### WHAT YOU ARE ASKED TO DO
Check each line of the records below and collect those holding "长安三万里".

### MATERIAL PROVIDED
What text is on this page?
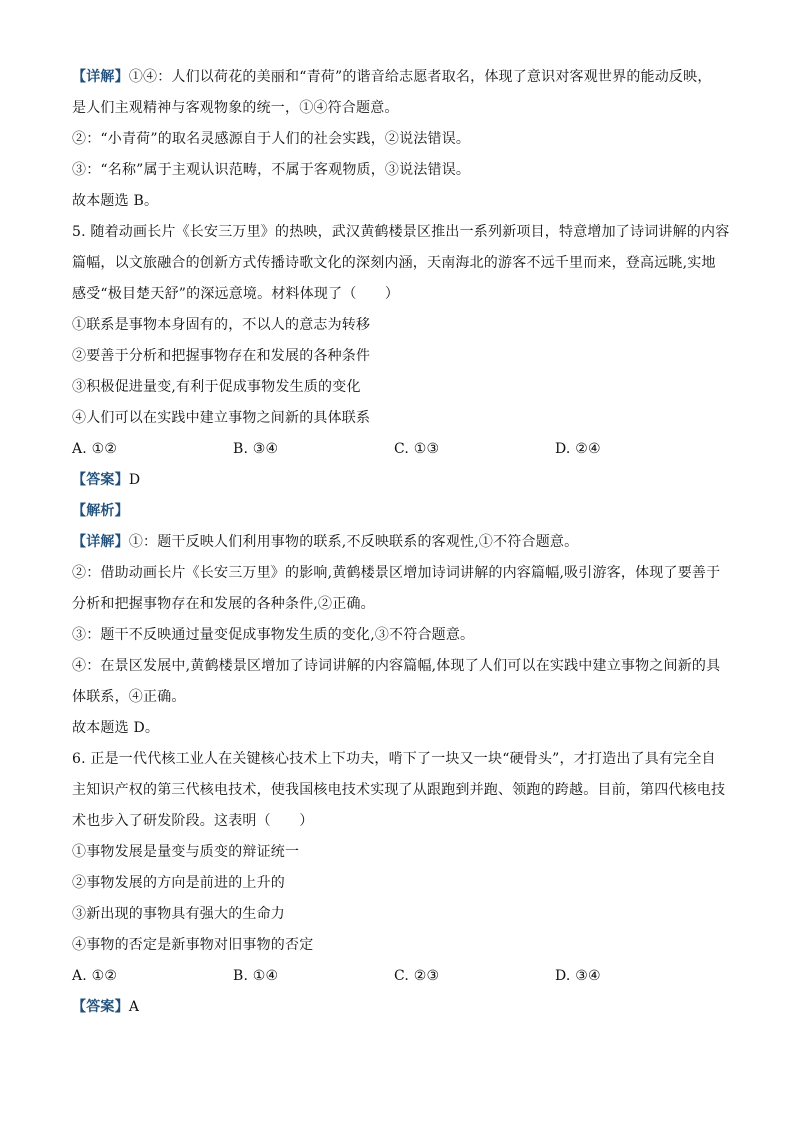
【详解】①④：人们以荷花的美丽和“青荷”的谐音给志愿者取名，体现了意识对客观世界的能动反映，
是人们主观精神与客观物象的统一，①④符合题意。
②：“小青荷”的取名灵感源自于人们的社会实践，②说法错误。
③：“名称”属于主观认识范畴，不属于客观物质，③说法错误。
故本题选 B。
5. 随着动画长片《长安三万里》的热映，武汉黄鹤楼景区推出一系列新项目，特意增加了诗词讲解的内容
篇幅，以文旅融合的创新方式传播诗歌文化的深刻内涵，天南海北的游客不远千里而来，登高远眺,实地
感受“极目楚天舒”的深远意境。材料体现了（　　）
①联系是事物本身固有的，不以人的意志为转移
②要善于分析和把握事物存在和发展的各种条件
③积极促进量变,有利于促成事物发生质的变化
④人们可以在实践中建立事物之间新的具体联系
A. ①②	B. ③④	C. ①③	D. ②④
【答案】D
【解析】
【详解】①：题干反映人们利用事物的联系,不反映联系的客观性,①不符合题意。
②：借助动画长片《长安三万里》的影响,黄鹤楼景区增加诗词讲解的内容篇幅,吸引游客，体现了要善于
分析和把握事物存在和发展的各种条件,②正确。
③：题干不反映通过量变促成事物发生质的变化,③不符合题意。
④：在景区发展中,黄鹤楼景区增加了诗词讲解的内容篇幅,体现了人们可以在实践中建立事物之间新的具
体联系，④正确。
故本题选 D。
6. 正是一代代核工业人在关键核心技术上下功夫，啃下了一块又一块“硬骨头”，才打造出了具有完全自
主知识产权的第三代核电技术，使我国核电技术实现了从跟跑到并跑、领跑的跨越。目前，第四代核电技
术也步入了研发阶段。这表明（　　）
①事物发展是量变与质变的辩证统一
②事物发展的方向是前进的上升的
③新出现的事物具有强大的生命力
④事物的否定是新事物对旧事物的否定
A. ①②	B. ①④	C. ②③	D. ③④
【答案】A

### RESPONSE TO THE TASK
5. 随着动画长片《长安三万里》的热映，武汉黄鹤楼景区推出一系列新项目，特意增加了诗词讲解的内容
②：借助动画长片《长安三万里》的影响,黄鹤楼景区增加诗词讲解的内容篇幅,吸引游客，体现了要善于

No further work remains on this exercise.